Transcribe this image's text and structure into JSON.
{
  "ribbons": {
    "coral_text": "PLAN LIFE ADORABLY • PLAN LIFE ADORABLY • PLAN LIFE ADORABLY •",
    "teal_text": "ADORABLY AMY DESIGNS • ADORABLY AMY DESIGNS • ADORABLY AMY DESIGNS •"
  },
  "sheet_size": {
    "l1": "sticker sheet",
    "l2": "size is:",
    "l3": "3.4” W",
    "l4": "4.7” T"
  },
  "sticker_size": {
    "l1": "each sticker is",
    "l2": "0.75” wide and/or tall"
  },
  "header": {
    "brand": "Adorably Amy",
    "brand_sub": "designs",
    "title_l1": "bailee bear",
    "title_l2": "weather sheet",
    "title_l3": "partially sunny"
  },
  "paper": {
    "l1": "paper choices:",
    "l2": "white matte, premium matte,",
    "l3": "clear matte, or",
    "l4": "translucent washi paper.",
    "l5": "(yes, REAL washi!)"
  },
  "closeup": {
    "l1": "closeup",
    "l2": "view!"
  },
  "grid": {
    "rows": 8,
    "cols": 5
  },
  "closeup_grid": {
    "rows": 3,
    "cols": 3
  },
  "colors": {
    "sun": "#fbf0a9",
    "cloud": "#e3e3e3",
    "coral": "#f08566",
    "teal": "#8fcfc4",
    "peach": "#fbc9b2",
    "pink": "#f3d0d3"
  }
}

-=-=-=-=-

Keep only those lines of the records that hold "matte", and return them.

    "l2": "white matte, premium matte,",
    "l3": "clear matte, or",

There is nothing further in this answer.